━━ Dataset excerpts ━━

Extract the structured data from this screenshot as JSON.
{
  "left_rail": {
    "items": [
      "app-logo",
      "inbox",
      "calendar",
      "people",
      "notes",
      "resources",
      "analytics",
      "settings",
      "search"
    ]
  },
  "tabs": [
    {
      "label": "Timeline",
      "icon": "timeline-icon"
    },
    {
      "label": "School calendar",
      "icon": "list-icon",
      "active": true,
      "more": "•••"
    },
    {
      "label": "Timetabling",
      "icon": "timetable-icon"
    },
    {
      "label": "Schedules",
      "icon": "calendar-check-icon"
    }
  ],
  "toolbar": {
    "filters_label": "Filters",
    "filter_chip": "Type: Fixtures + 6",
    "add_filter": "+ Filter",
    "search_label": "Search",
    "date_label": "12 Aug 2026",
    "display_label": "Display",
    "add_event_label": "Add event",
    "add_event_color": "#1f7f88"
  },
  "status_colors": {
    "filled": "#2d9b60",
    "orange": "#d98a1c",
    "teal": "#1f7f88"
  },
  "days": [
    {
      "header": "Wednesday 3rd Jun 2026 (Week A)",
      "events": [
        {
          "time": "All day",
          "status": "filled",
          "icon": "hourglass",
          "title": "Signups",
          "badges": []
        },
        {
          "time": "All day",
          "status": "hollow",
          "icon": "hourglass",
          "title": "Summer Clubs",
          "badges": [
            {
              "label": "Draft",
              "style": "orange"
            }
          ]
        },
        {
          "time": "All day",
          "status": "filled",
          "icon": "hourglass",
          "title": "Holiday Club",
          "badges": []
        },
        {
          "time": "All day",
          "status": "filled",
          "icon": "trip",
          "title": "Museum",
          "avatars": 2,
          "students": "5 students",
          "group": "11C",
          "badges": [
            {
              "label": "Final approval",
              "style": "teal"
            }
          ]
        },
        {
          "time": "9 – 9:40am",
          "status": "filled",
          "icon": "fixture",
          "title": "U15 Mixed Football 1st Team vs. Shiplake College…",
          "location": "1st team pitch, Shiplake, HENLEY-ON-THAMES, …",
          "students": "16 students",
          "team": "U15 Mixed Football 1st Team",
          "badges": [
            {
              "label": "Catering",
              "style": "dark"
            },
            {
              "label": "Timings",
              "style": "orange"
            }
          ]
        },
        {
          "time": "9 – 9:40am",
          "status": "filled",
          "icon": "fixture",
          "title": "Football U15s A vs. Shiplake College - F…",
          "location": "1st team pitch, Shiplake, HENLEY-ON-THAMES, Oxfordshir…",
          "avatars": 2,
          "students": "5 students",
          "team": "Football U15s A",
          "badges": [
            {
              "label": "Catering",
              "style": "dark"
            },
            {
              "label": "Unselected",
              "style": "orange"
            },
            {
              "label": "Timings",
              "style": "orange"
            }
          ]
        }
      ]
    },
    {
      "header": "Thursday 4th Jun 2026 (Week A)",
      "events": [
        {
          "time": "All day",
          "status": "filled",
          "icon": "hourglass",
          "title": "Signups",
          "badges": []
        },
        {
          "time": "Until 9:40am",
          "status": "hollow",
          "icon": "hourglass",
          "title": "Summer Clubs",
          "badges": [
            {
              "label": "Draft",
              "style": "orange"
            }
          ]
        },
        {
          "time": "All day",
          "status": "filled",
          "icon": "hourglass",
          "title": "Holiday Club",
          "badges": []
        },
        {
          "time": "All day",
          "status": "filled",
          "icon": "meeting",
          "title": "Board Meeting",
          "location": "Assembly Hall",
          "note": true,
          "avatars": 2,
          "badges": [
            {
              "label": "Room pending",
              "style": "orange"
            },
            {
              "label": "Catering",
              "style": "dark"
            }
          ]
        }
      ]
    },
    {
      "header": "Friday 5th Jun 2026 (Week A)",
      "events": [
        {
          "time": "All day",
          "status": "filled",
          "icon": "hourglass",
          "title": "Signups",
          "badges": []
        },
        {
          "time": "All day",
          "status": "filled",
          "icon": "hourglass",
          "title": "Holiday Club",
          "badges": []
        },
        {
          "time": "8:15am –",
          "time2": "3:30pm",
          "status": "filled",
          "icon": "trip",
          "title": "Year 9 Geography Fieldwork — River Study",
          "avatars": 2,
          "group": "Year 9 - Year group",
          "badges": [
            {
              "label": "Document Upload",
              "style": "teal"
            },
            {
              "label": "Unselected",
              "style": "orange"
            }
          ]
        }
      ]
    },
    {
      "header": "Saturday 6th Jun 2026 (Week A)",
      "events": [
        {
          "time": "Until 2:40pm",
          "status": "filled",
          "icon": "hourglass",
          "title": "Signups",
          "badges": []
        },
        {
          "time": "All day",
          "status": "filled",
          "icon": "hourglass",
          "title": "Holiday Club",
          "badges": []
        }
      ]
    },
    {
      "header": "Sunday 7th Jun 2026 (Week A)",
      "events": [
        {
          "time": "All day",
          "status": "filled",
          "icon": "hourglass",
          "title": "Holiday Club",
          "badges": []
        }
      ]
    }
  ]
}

━━━

▸ Task goal
Copy and report every line where the word "HENLEY" is present.

▸ Written solution
          "location": "1st team pitch, Shiplake, HENLEY-ON-THAMES, …",
          "location": "1st team pitch, Shiplake, HENLEY-ON-THAMES, Oxfordshir…",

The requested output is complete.